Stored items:
- - - - - - -

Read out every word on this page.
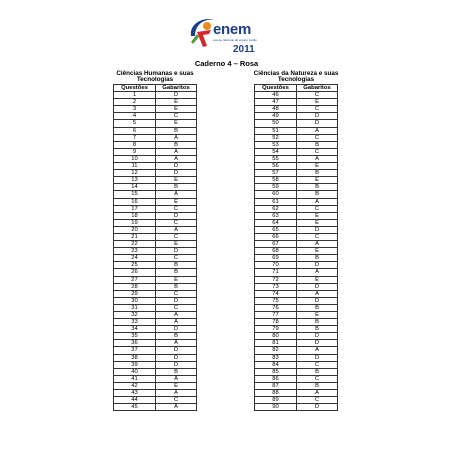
enem
exame nacional do ensino médio
2011
Caderno 4 – Rosa
Ciências Humanas e suas Tecnologias
Questões	Gabaritos
1	D
2	E
3	E
4	C
5	E
6	B
7	A
8	B
9	A
10	A
11	D
12	D
13	E
14	B
15	A
16	E
17	C
18	D
19	C
20	A
21	C
22	E
23	D
24	C
25	B
26	B
27	E
28	B
29	C
30	D
31	C
32	A
33	A
34	D
35	B
36	A
37	D
38	D
39	D
40	B
41	A
42	E
43	A
44	C
45	A
Ciências da Natureza e suas Tecnologias
Questões	Gabaritos
46	C
47	E
48	C
49	D
50	D
51	A
52	C
53	B
54	C
55	A
56	E
57	B
58	E
59	B
60	B
61	A
62	C
63	E
64	E
65	D
66	C
67	A
68	E
69	B
70	D
71	A
72	E
73	D
74	A
75	D
76	B
77	E
78	B
79	B
80	D
81	D
82	A
83	D
84	C
85	B
86	C
87	B
88	A
89	C
90	D
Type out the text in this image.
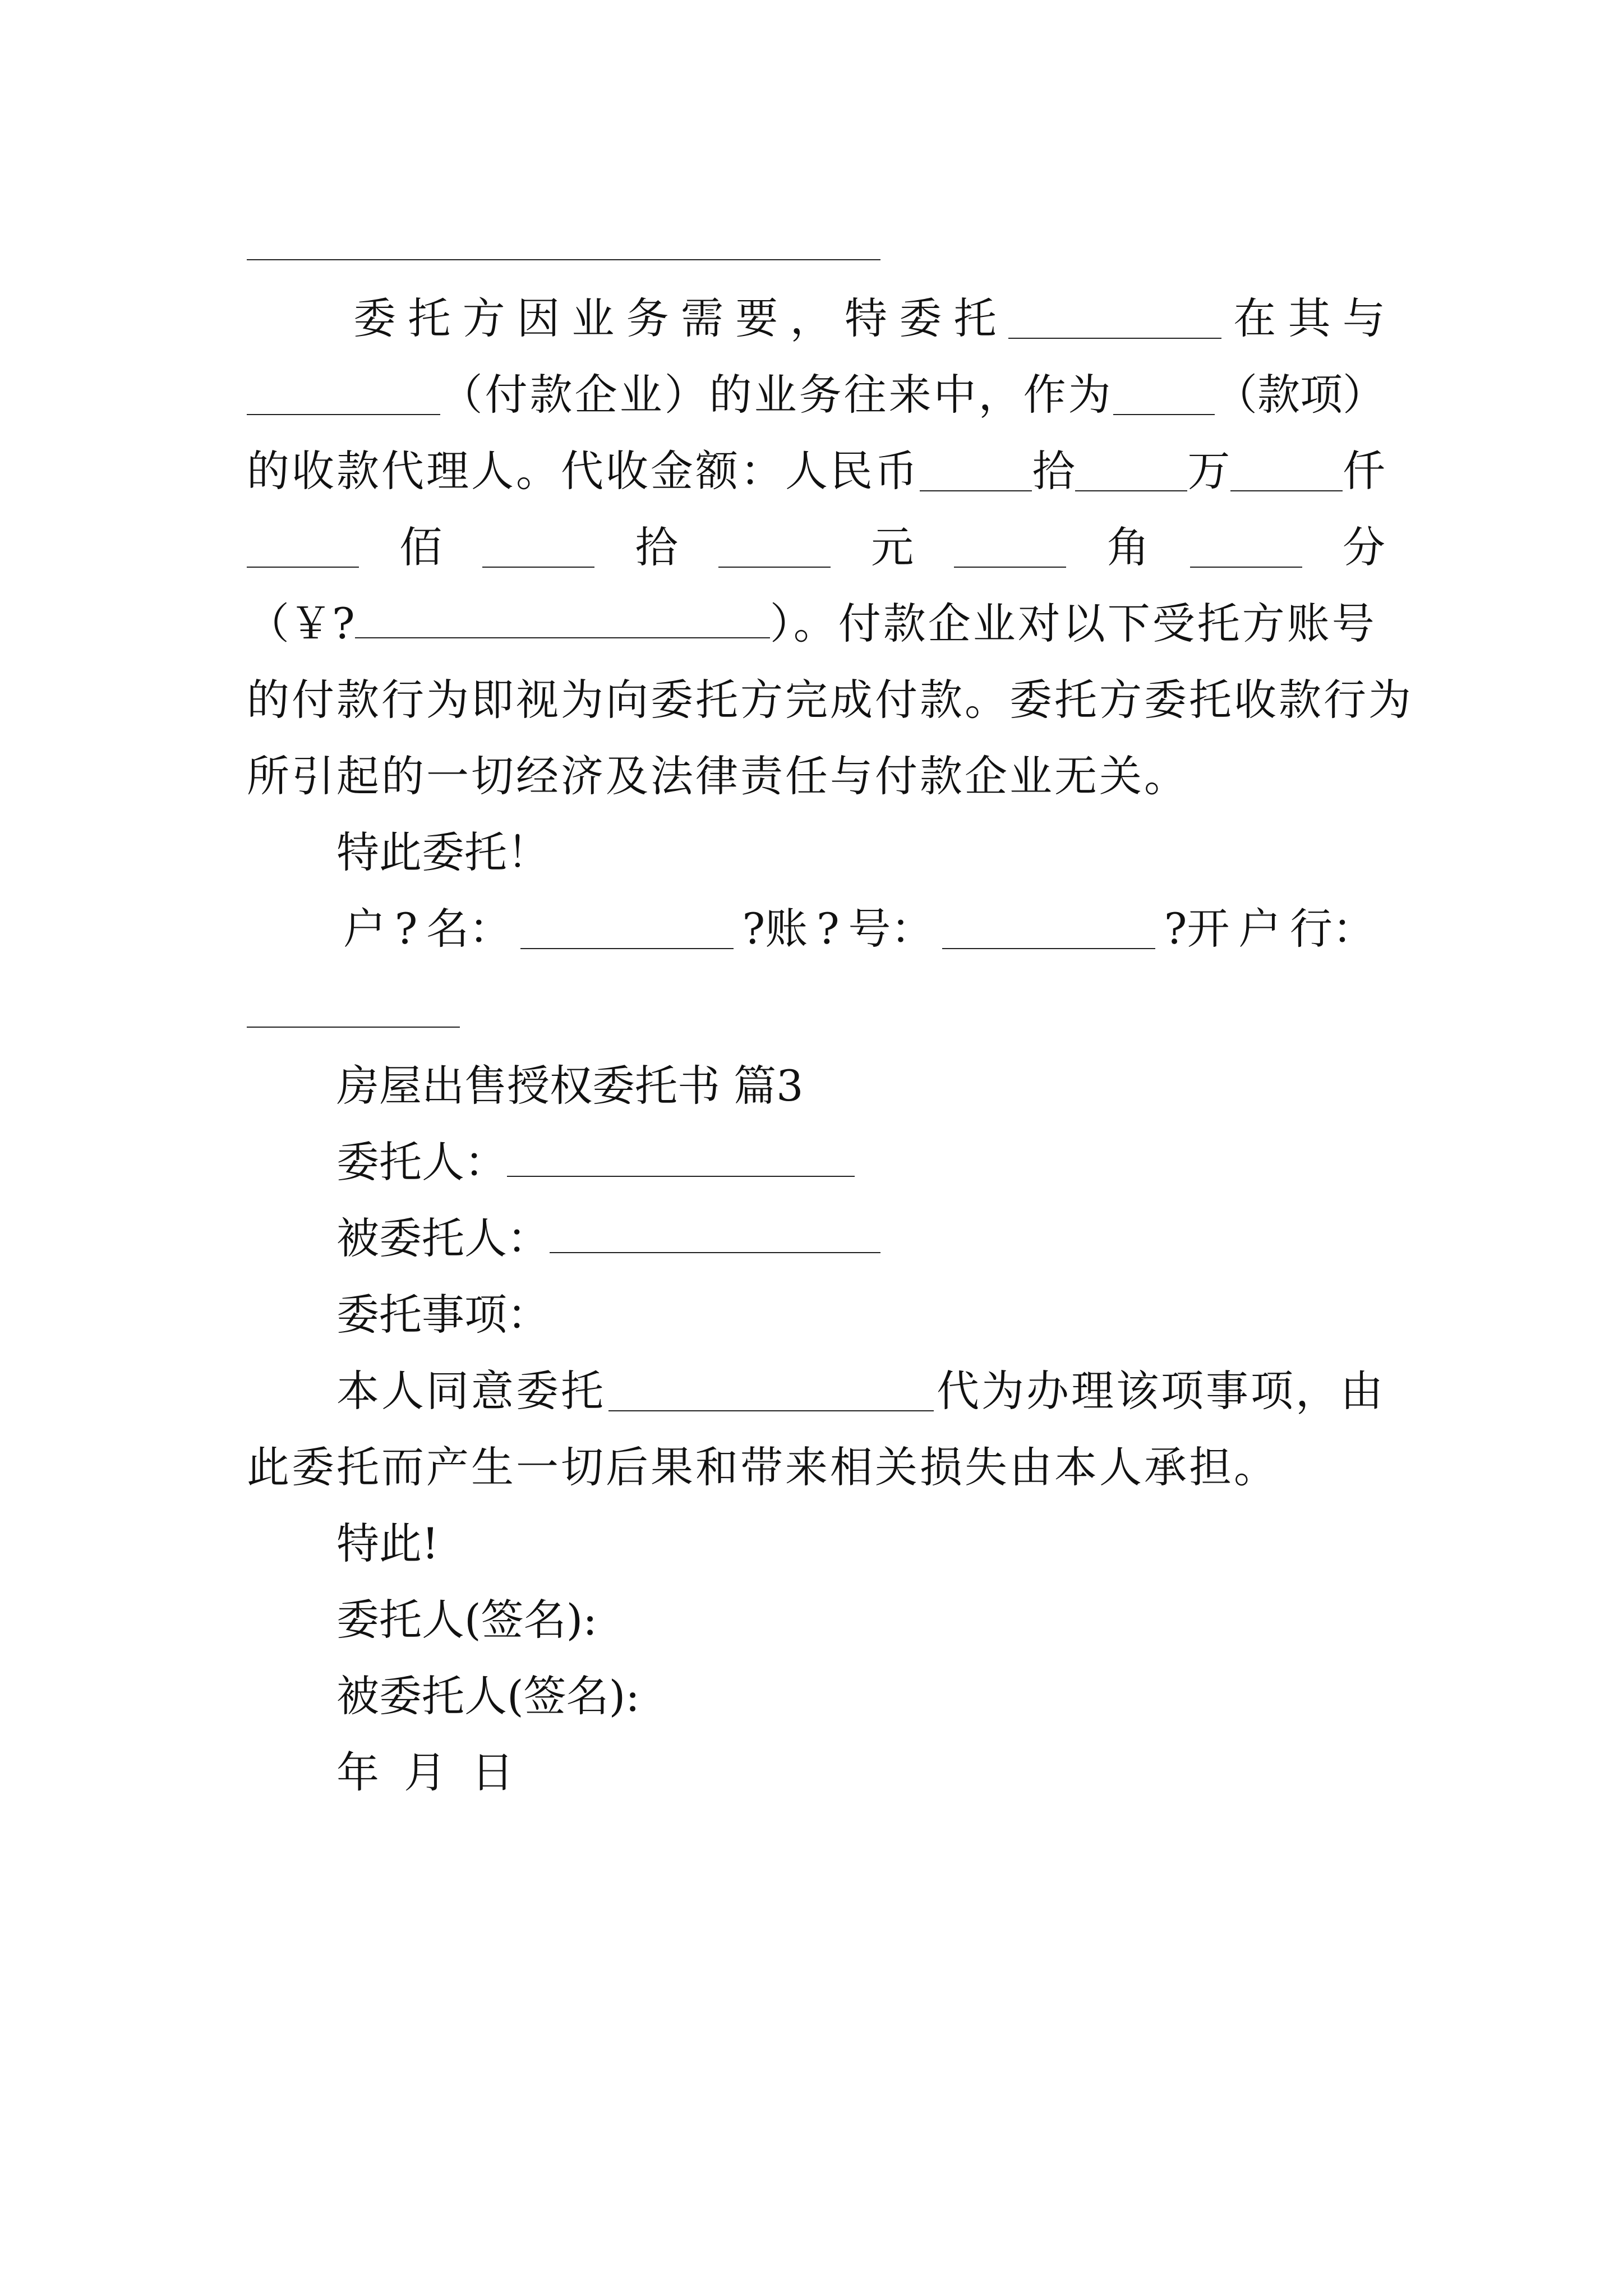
委 托 方 因 业 务 需 要 ， 特 委 托	在 其 与
（付款企业）的业务往来中，作为 （款项）
的收款代理人。代收金额：人民币	拾	万	仟
佰	拾	元	角	分
（￥?	）。付款企业对以下受托方账号
的付款行为即视为向委托方完成付款。委托方委托收款行为
所引起的一切经济及法律责任与付款企业无关。
特此委托！
户 ? 名：	?账 ? 号：	?开 户 行：
房屋出售授权委托书 篇3
委托人：
被委托人：
委托事项：
本人同意委托	代为办理该项事项，由
此委托而产生一切后果和带来相关损失由本人承担。
特此!
委托人(签名):
被委托人(签名):
年 月 日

- - - - - - -

* **TASK OBJECTIVE**
Every line above should be returned word for word, with the pictures left behind.

* **THE SOLUTION**
Read out every word on this page.
enem
exame nacional do ensino médio
2011
Caderno 4 – Rosa
Ciências Humanas e suas Tecnologias
Questões	Gabaritos
1	D
2	E
3	E
4	C
5	E
6	B
7	A
8	B
9	A
10	A
11	D
12	D
13	E
14	B
15	A
16	E
17	C
18	D
19	C
20	A
21	C
22	E
23	D
24	C
25	B
26	B
27	E
28	B
29	C
30	D
31	C
32	A
33	A
34	D
35	B
36	A
37	D
38	D
39	D
40	B
41	A
42	E
43	A
44	C
45	A
Ciências da Natureza e suas Tecnologias
Questões	Gabaritos
46	C
47	E
48	C
49	D
50	D
51	A
52	C
53	B
54	C
55	A
56	E
57	B
58	E
59	B
60	B
61	A
62	C
63	E
64	E
65	D
66	C
67	A
68	E
69	B
70	D
71	A
72	E
73	D
74	A
75	D
76	B
77	E
78	B
79	B
80	D
81	D
82	A
83	D
84	C
85	B
86	C
87	B
88	A
89	C
90	D
Type out the text in this image.
委 托 方 因 业 务 需 要 ， 特 委 托	在 其 与
（付款企业）的业务往来中，作为 （款项）
的收款代理人。代收金额：人民币	拾	万	仟
佰	拾	元	角	分
（￥?	）。付款企业对以下受托方账号
的付款行为即视为向委托方完成付款。委托方委托收款行为
所引起的一切经济及法律责任与付款企业无关。
特此委托！
户 ? 名：	?账 ? 号：	?开 户 行：
房屋出售授权委托书 篇3
委托人：
被委托人：
委托事项：
本人同意委托	代为办理该项事项，由
此委托而产生一切后果和带来相关损失由本人承担。
特此!
委托人(签名):
被委托人(签名):
年 月 日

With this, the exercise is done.